-------- Input for this task --------

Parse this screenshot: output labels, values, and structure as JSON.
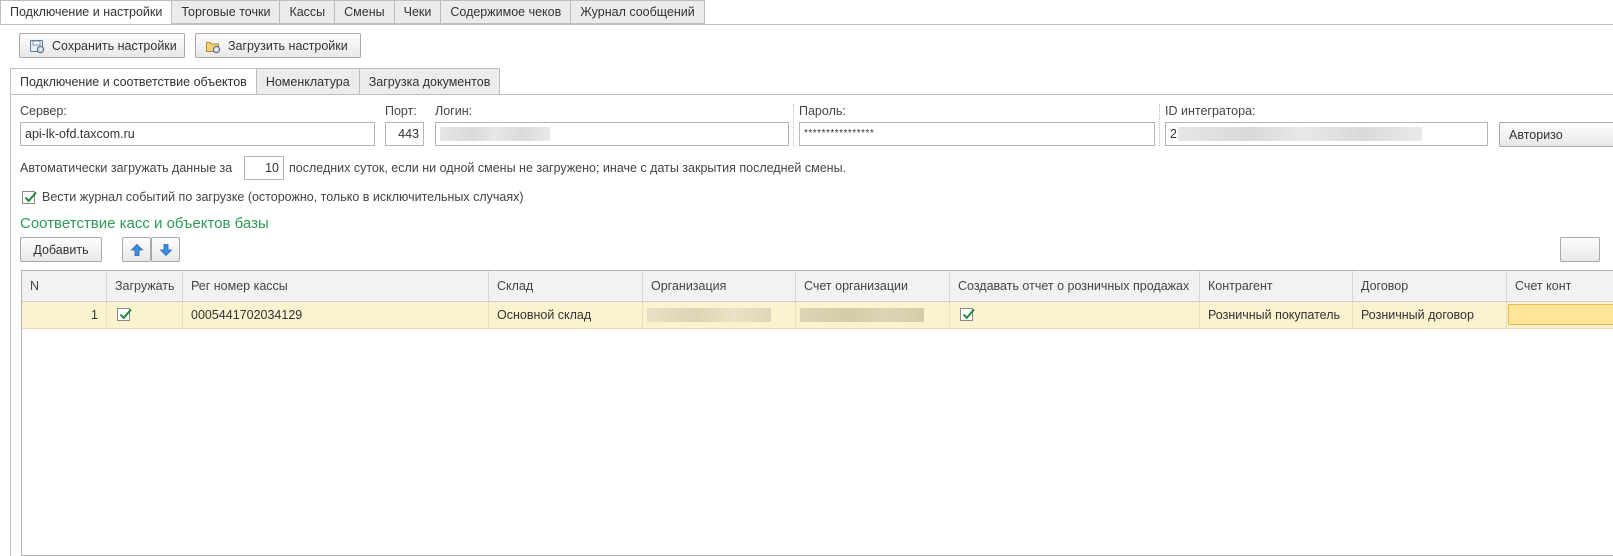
{
  "top_tabs": [
    {
      "label": "Подключение и настройки",
      "active": true
    },
    {
      "label": "Торговые точки",
      "active": false
    },
    {
      "label": "Кассы",
      "active": false
    },
    {
      "label": "Смены",
      "active": false
    },
    {
      "label": "Чеки",
      "active": false
    },
    {
      "label": "Содержимое чеков",
      "active": false
    },
    {
      "label": "Журнал сообщений",
      "active": false
    }
  ],
  "toolbar": {
    "save_label": "Сохранить настройки",
    "load_label": "Загрузить настройки"
  },
  "inner_tabs": [
    {
      "label": "Подключение и соответствие объектов",
      "active": true
    },
    {
      "label": "Номенклатура",
      "active": false
    },
    {
      "label": "Загрузка документов",
      "active": false
    }
  ],
  "connection": {
    "server_label": "Сервер:",
    "server_value": "api-lk-ofd.taxcom.ru",
    "port_label": "Порт:",
    "port_value": "443",
    "login_label": "Логин:",
    "password_label": "Пароль:",
    "password_value": "****************",
    "integrator_label": "ID интегратора:",
    "integrator_value_prefix": "2",
    "authorize_label": "Авторизо"
  },
  "autoload": {
    "prefix": "Автоматически загружать данные за",
    "days": "10",
    "suffix": "последних суток, если ни одной смены не загружено; иначе с даты закрытия последней смены."
  },
  "log": {
    "label": "Вести журнал событий по загрузке (осторожно, только в исключительных случаях)",
    "checked": true
  },
  "mapping": {
    "title": "Соответствие касс и объектов базы",
    "add_label": "Добавить"
  },
  "table": {
    "headers": [
      "N",
      "Загружать",
      "Рег номер кассы",
      "Склад",
      "Организация",
      "Счет организации",
      "Создавать отчет о розничных продажах",
      "Контрагент",
      "Договор",
      "Счет конт"
    ],
    "rows": [
      {
        "n": "1",
        "load": true,
        "reg": "0005441702034129",
        "warehouse": "Основной склад",
        "report": true,
        "counterparty": "Розничный покупатель",
        "contract": "Розничный договор"
      }
    ]
  },
  "colors": {
    "accent_green": "#2e9b54",
    "row_highlight": "#fbf3cf",
    "selected_cell": "#fde59a"
  }
}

--------

Single out each line of the records above with the string "настройки" in it, and copy it.

### Response
      "label": "Подключение и настройки",
    "save_label": "Сохранить настройки",
    "load_label": "Загрузить настройки"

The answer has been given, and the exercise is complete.